● **Entries provided**:
☆ ☆ ☆ ☆ ☆

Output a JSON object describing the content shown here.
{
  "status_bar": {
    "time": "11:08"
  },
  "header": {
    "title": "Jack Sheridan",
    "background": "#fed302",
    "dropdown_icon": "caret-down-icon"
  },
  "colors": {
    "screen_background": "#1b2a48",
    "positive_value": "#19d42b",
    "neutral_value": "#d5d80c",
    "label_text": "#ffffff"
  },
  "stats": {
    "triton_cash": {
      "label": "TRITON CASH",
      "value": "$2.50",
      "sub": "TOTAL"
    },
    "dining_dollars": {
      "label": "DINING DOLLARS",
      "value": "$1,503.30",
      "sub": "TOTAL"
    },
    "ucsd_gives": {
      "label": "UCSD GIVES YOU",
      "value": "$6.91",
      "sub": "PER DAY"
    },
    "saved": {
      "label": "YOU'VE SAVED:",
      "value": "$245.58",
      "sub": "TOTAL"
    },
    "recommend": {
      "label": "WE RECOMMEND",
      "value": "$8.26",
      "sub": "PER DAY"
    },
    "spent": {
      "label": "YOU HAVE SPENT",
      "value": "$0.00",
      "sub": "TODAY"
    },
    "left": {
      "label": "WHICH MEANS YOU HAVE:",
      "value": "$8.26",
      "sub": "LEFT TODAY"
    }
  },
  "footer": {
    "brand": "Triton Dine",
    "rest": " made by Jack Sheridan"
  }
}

☆ ☆ ☆ ☆ ☆

Tell how many lines of the material above hold "Sheridan", answering with a bare number.

2